## Work to do
Which lines include the word "Views"? Copy each of them.

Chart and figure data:
━━━━━━━━━━━━━━━━

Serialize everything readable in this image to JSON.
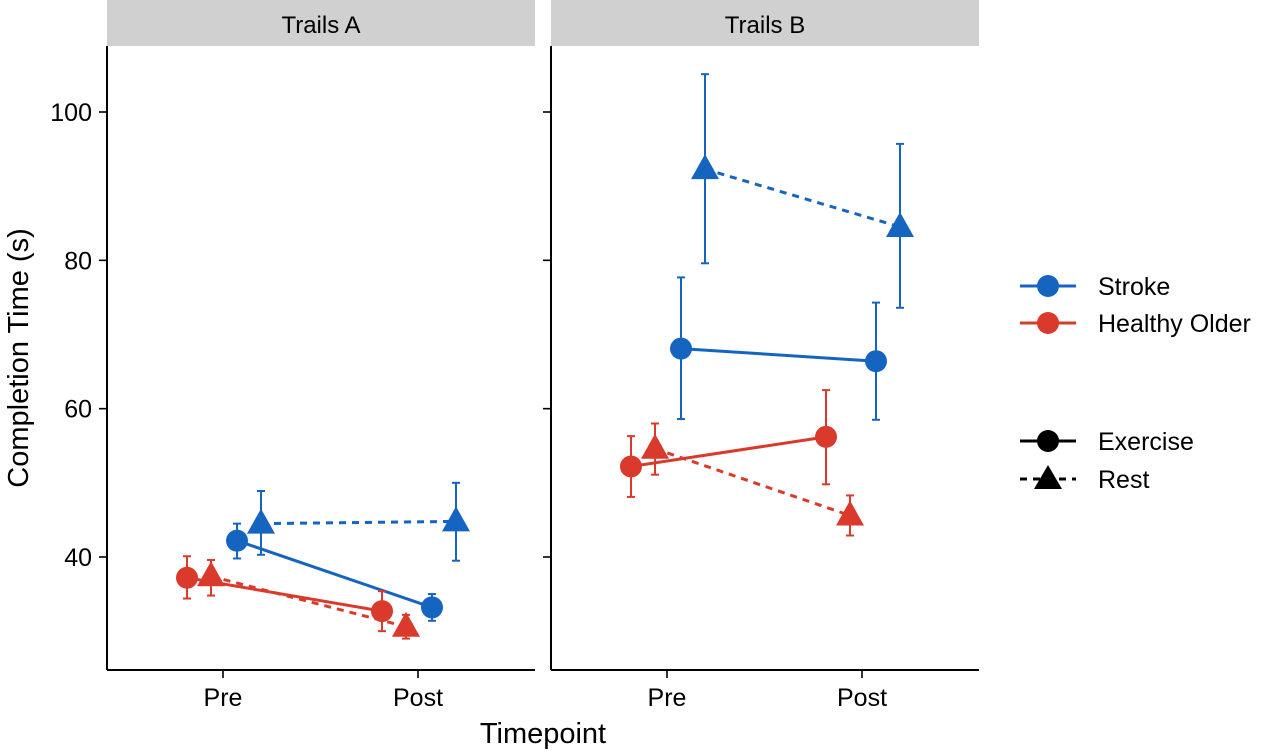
{
  "colors": {
    "Stroke": "#1565C0",
    "Healthy Older": "#D93A2B",
    "strip": "#D0D0D0"
  },
  "chart_data": {
    "type": "line",
    "xlabel": "Timepoint",
    "ylabel": "Completion Time (s)",
    "x_categories": [
      "Pre",
      "Post"
    ],
    "ylim": [
      27,
      109
    ],
    "y_ticks": [
      40,
      60,
      80,
      100
    ],
    "y_tick_labels": [
      "40",
      "60",
      "80",
      "100"
    ],
    "grid": false,
    "legend_position": "right",
    "legends": {
      "group": [
        "Stroke",
        "Healthy Older"
      ],
      "condition": [
        "Exercise",
        "Rest"
      ]
    },
    "panels": [
      {
        "title": "Trails A",
        "series": [
          {
            "group": "Stroke",
            "condition": "Exercise",
            "values": [
              42.2,
              33.2
            ],
            "lower": [
              39.8,
              31.4
            ],
            "upper": [
              44.5,
              35.0
            ]
          },
          {
            "group": "Stroke",
            "condition": "Rest",
            "values": [
              44.5,
              44.8
            ],
            "lower": [
              40.3,
              39.5
            ],
            "upper": [
              48.9,
              50.0
            ]
          },
          {
            "group": "Healthy Older",
            "condition": "Exercise",
            "values": [
              37.2,
              32.7
            ],
            "lower": [
              34.4,
              30.0
            ],
            "upper": [
              40.1,
              35.4
            ]
          },
          {
            "group": "Healthy Older",
            "condition": "Rest",
            "values": [
              37.4,
              30.6
            ],
            "lower": [
              34.8,
              29.0
            ],
            "upper": [
              39.6,
              32.2
            ]
          }
        ]
      },
      {
        "title": "Trails B",
        "series": [
          {
            "group": "Stroke",
            "condition": "Exercise",
            "values": [
              68.1,
              66.4
            ],
            "lower": [
              58.6,
              58.5
            ],
            "upper": [
              77.7,
              74.3
            ]
          },
          {
            "group": "Stroke",
            "condition": "Rest",
            "values": [
              92.3,
              84.5
            ],
            "lower": [
              79.6,
              73.6
            ],
            "upper": [
              105.1,
              95.7
            ]
          },
          {
            "group": "Healthy Older",
            "condition": "Exercise",
            "values": [
              52.2,
              56.2
            ],
            "lower": [
              48.1,
              49.8
            ],
            "upper": [
              56.3,
              62.5
            ]
          },
          {
            "group": "Healthy Older",
            "condition": "Rest",
            "values": [
              54.6,
              45.6
            ],
            "lower": [
              51.1,
              42.9
            ],
            "upper": [
              58.0,
              48.3
            ]
          }
        ]
      }
    ]
  }
}
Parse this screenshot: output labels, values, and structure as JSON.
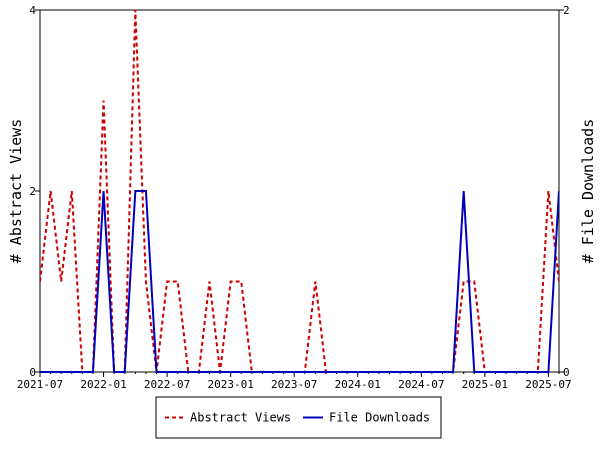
{
  "chart_data": {
    "type": "line",
    "title": "",
    "xlabel": "",
    "ylabel_left": "# Abstract Views",
    "ylabel_right": "# File Downloads",
    "x_ticks": [
      "2021-07",
      "2022-01",
      "2022-07",
      "2023-01",
      "2023-07",
      "2024-01",
      "2024-07",
      "2025-01",
      "2025-07"
    ],
    "x_start": "2021-07",
    "x_end": "2025-08",
    "y_left_lim": [
      0,
      4
    ],
    "y_left_ticks": [
      0,
      2,
      4
    ],
    "y_right_lim": [
      0,
      2
    ],
    "y_right_ticks": [
      0,
      2
    ],
    "grid": false,
    "legend_position": "bottom-center",
    "series": [
      {
        "name": "Abstract Views",
        "axis": "left",
        "color": "#cc0000",
        "style": "dashed",
        "x": [
          "2021-07",
          "2021-08",
          "2021-09",
          "2021-10",
          "2021-11",
          "2021-12",
          "2022-01",
          "2022-02",
          "2022-03",
          "2022-04",
          "2022-05",
          "2022-06",
          "2022-07",
          "2022-08",
          "2022-09",
          "2022-10",
          "2022-11",
          "2022-12",
          "2023-01",
          "2023-02",
          "2023-03",
          "2023-04",
          "2023-05",
          "2023-06",
          "2023-07",
          "2023-08",
          "2023-09",
          "2023-10",
          "2023-11",
          "2023-12",
          "2024-01",
          "2024-02",
          "2024-03",
          "2024-04",
          "2024-05",
          "2024-06",
          "2024-07",
          "2024-08",
          "2024-09",
          "2024-10",
          "2024-11",
          "2024-12",
          "2025-01",
          "2025-02",
          "2025-03",
          "2025-04",
          "2025-05",
          "2025-06",
          "2025-07",
          "2025-08"
        ],
        "values": [
          1,
          2,
          1,
          2,
          0,
          0,
          3,
          0,
          0,
          4,
          1,
          0,
          1,
          1,
          0,
          0,
          1,
          0,
          1,
          1,
          0,
          0,
          0,
          0,
          0,
          0,
          1,
          0,
          0,
          0,
          0,
          0,
          0,
          0,
          0,
          0,
          0,
          0,
          0,
          0,
          1,
          1,
          0,
          0,
          0,
          0,
          0,
          0,
          2,
          1
        ]
      },
      {
        "name": "File Downloads",
        "axis": "right",
        "color": "#0000bb",
        "style": "solid",
        "x": [
          "2021-07",
          "2021-08",
          "2021-09",
          "2021-10",
          "2021-11",
          "2021-12",
          "2022-01",
          "2022-02",
          "2022-03",
          "2022-04",
          "2022-05",
          "2022-06",
          "2022-07",
          "2022-08",
          "2022-09",
          "2022-10",
          "2022-11",
          "2022-12",
          "2023-01",
          "2023-02",
          "2023-03",
          "2023-04",
          "2023-05",
          "2023-06",
          "2023-07",
          "2023-08",
          "2023-09",
          "2023-10",
          "2023-11",
          "2023-12",
          "2024-01",
          "2024-02",
          "2024-03",
          "2024-04",
          "2024-05",
          "2024-06",
          "2024-07",
          "2024-08",
          "2024-09",
          "2024-10",
          "2024-11",
          "2024-12",
          "2025-01",
          "2025-02",
          "2025-03",
          "2025-04",
          "2025-05",
          "2025-06",
          "2025-07",
          "2025-08"
        ],
        "values": [
          0,
          0,
          0,
          0,
          0,
          0,
          1,
          0,
          0,
          1,
          1,
          0,
          0,
          0,
          0,
          0,
          0,
          0,
          0,
          0,
          0,
          0,
          0,
          0,
          0,
          0,
          0,
          0,
          0,
          0,
          0,
          0,
          0,
          0,
          0,
          0,
          0,
          0,
          0,
          0,
          1,
          0,
          0,
          0,
          0,
          0,
          0,
          0,
          0,
          1
        ]
      }
    ]
  }
}
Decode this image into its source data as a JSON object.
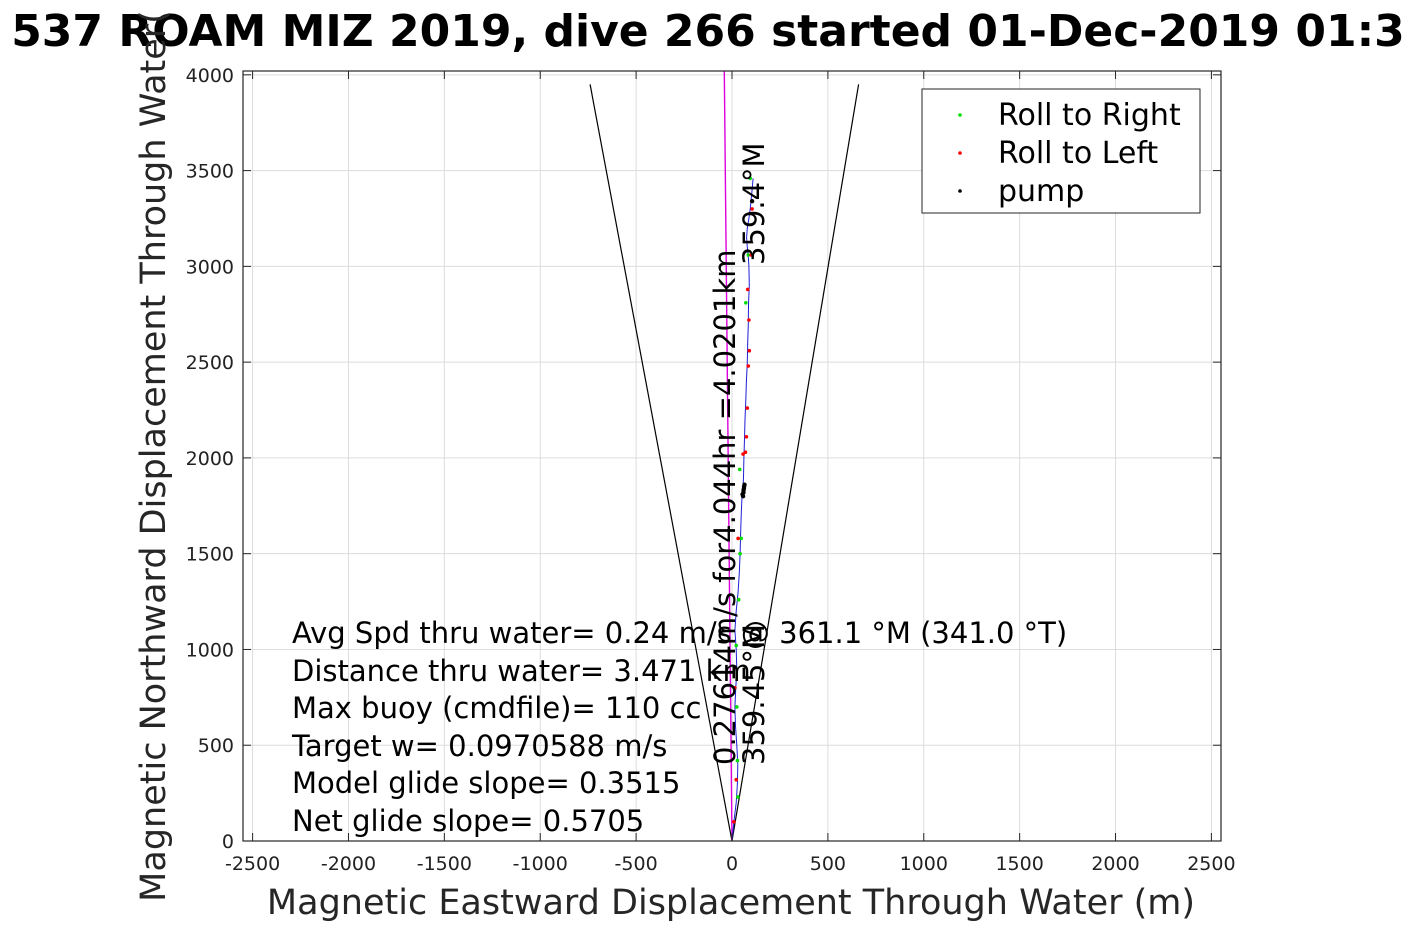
{
  "chart_data": {
    "type": "scatter",
    "title": "537 ROAM MIZ 2019, dive 266 started 01-Dec-2019 01:3",
    "xlabel": "Magnetic Eastward Displacement Through Water (m)",
    "ylabel": "Magnetic Northward Displacement Through Water(",
    "xlim": [
      -2550,
      2550
    ],
    "ylim": [
      0,
      4020
    ],
    "xticks": [
      -2500,
      -2000,
      -1500,
      -1000,
      -500,
      0,
      500,
      1000,
      1500,
      2000,
      2500
    ],
    "yticks": [
      0,
      500,
      1000,
      1500,
      2000,
      2500,
      3000,
      3500,
      4000
    ],
    "grid": true,
    "legend_position": "top-right",
    "colors": {
      "track": "#1f1fd6",
      "roll_right": "#00dd00",
      "roll_left": "#ff0000",
      "pump": "#000000",
      "depth_avg": "#dd00dd",
      "cone": "#000000"
    },
    "track": {
      "x": [
        0,
        10,
        22,
        28,
        30,
        25,
        18,
        15,
        20,
        25,
        22,
        15,
        22,
        32,
        38,
        42,
        45,
        48,
        52,
        58,
        60,
        62,
        65,
        68,
        72,
        75,
        80,
        82,
        85,
        86,
        90,
        88,
        85,
        80,
        76,
        80,
        88,
        95,
        100,
        105,
        110
      ],
      "y": [
        0,
        100,
        200,
        300,
        400,
        500,
        600,
        700,
        800,
        900,
        1000,
        1100,
        1200,
        1300,
        1400,
        1500,
        1600,
        1700,
        1800,
        1850,
        1900,
        2000,
        2100,
        2200,
        2300,
        2400,
        2500,
        2600,
        2700,
        2800,
        2900,
        3000,
        3050,
        3100,
        3150,
        3200,
        3250,
        3300,
        3350,
        3400,
        3460
      ]
    },
    "series": [
      {
        "name": "Roll to Right",
        "x": [
          30,
          28,
          25,
          22,
          35,
          42,
          48,
          40,
          72,
          85,
          95
        ],
        "y": [
          230,
          420,
          700,
          1020,
          1260,
          1500,
          1580,
          1940,
          2810,
          3060,
          3460
        ]
      },
      {
        "name": "Roll to Left",
        "x": [
          10,
          22,
          15,
          32,
          58,
          75,
          80,
          85,
          90,
          88,
          82,
          100,
          105,
          70
        ],
        "y": [
          100,
          320,
          800,
          1580,
          2020,
          2110,
          2260,
          2480,
          2560,
          2720,
          2880,
          3060,
          3300,
          2030
        ]
      },
      {
        "name": "pump",
        "x": [
          58,
          60,
          62,
          65,
          63,
          60,
          55,
          105
        ],
        "y": [
          1800,
          1820,
          1840,
          1860,
          1850,
          1830,
          1810,
          3340
        ]
      }
    ],
    "depth_avg_line": {
      "x": [
        0,
        -40
      ],
      "y": [
        0,
        4020
      ]
    },
    "cone_lines": [
      {
        "x": [
          0,
          -740
        ],
        "y": [
          0,
          3950
        ]
      },
      {
        "x": [
          0,
          660
        ],
        "y": [
          0,
          3950
        ]
      }
    ],
    "annotations": {
      "lines": [
        "Avg Spd thru water=  0.24 m/s @ 361.1 °M (341.0 °T)",
        "Distance thru water=  3.471 km",
        "Max buoy (cmdfile)= 110 cc",
        "Target w= 0.0970588 m/s",
        "Model glide slope= 0.3515",
        "Net glide slope= 0.5705"
      ],
      "heading_top": "359.4°M",
      "depth_avg_text": "0.27614m/s for4.044hr =4.0201km",
      "heading_bottom": "359.45°M"
    }
  }
}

━━━━━━━━━━━━━━━━

## Complete output
    "ylabel_left": "# Abstract Views",
        "name": "Abstract Views",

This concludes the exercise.